→ WHAT THIS TASK INVOLVES
Gather every line from the entries below that includes "frac".

(Extracted records)
/---

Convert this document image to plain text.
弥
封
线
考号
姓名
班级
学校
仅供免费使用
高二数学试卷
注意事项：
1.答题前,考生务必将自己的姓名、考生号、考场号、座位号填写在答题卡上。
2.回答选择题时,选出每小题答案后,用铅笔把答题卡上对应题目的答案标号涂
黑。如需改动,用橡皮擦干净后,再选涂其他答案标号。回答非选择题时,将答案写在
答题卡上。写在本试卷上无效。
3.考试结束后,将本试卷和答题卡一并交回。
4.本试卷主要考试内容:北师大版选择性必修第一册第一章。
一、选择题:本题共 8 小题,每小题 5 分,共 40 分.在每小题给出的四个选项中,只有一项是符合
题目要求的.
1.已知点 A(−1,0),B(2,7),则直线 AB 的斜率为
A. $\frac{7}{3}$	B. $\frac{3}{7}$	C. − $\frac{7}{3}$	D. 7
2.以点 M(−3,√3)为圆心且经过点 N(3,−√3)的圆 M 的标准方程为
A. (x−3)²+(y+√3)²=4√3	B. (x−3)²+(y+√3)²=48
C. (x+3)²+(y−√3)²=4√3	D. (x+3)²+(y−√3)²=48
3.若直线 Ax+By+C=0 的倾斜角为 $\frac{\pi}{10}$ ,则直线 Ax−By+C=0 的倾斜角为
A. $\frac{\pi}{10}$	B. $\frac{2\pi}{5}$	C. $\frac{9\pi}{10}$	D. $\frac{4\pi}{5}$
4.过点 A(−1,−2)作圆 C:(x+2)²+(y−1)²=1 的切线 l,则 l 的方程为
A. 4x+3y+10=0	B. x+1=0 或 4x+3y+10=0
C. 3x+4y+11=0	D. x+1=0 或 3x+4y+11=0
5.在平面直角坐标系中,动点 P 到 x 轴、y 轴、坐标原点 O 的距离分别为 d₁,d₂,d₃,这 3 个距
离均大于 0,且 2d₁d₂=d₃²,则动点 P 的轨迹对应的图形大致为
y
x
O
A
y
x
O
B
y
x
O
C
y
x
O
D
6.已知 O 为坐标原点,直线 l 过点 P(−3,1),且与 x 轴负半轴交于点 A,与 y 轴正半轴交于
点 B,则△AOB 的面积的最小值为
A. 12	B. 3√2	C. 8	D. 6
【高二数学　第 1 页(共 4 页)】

\---

→ TASK RESULT
A. $\frac{7}{3}$	B. $\frac{3}{7}$	C. − $\frac{7}{3}$	D. 7
3.若直线 Ax+By+C=0 的倾斜角为 $\frac{\pi}{10}$ ,则直线 Ax−By+C=0 的倾斜角为
A. $\frac{\pi}{10}$	B. $\frac{2\pi}{5}$	C. $\frac{9\pi}{10}$	D. $\frac{4\pi}{5}$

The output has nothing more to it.